» The data:
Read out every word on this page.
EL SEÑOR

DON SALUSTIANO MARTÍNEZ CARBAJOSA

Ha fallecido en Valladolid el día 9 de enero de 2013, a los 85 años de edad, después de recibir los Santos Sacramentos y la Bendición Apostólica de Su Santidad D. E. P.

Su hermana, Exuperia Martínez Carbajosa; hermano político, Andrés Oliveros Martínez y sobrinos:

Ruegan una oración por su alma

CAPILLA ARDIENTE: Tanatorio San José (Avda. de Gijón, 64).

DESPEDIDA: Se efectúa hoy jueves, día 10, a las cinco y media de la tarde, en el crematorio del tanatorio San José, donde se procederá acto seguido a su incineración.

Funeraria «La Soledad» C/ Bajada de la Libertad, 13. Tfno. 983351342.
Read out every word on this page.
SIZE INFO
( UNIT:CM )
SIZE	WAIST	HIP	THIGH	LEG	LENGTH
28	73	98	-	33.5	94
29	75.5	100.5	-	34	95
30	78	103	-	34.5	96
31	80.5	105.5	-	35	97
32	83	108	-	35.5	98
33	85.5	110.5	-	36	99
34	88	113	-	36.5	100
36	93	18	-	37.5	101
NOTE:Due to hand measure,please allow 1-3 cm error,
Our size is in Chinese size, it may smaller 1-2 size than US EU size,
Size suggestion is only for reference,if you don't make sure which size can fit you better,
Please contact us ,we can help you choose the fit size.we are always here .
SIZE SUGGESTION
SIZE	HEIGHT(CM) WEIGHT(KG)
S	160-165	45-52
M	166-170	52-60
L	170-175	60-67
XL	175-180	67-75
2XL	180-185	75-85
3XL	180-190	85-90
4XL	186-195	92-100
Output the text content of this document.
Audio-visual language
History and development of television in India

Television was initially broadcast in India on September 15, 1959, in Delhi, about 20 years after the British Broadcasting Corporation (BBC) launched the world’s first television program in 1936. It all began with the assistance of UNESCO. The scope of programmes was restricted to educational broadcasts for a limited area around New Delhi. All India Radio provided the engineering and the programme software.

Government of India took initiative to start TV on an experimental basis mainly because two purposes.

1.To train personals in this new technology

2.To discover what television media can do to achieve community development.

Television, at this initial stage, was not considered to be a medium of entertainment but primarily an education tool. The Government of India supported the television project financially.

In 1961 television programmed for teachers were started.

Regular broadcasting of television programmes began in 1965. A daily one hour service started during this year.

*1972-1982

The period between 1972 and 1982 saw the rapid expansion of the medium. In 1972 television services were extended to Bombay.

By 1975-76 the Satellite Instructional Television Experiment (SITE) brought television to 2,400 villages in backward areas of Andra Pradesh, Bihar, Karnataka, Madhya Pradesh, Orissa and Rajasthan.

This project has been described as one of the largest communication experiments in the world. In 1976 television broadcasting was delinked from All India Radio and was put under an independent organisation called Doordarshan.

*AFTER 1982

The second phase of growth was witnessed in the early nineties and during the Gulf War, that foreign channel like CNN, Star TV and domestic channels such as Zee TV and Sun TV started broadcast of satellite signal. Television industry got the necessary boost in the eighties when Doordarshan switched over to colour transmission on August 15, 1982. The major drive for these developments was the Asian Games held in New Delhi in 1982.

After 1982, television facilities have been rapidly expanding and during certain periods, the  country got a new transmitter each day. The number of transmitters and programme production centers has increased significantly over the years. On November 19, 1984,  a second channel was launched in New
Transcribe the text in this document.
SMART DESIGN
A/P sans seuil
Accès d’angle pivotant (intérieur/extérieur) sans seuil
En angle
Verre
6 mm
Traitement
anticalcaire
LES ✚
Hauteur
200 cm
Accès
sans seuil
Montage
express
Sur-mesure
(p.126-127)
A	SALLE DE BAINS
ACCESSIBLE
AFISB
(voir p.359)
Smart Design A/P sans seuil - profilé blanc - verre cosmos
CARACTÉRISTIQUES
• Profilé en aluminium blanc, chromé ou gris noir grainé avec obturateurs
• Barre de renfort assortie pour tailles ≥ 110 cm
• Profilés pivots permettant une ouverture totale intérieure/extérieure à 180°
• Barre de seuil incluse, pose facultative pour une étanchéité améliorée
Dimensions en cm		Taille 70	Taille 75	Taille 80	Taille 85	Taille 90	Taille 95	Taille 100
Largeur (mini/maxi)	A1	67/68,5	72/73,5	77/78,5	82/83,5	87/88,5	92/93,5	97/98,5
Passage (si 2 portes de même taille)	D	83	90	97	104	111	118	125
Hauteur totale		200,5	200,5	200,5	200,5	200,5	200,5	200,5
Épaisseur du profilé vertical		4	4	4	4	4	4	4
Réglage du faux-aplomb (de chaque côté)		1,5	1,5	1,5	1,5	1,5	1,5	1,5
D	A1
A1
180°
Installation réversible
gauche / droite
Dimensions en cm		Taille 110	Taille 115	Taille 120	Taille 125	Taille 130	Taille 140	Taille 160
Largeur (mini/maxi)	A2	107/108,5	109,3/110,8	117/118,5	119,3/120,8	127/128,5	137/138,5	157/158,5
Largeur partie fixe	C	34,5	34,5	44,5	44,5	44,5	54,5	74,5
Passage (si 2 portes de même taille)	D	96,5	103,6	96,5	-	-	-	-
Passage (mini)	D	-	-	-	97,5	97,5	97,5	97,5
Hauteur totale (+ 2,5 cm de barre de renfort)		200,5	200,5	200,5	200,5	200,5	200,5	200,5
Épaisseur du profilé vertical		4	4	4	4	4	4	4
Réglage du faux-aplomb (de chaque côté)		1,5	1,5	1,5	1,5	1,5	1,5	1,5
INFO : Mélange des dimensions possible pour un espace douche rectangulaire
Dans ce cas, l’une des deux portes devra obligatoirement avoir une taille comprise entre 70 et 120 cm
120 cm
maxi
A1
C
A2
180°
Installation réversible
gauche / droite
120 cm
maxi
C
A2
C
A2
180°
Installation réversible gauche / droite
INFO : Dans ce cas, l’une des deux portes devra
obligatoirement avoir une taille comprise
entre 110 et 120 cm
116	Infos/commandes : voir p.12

» Work to complete: Lines in the records that hold the word "devra" are to be counted; give only the total.

» Response: 2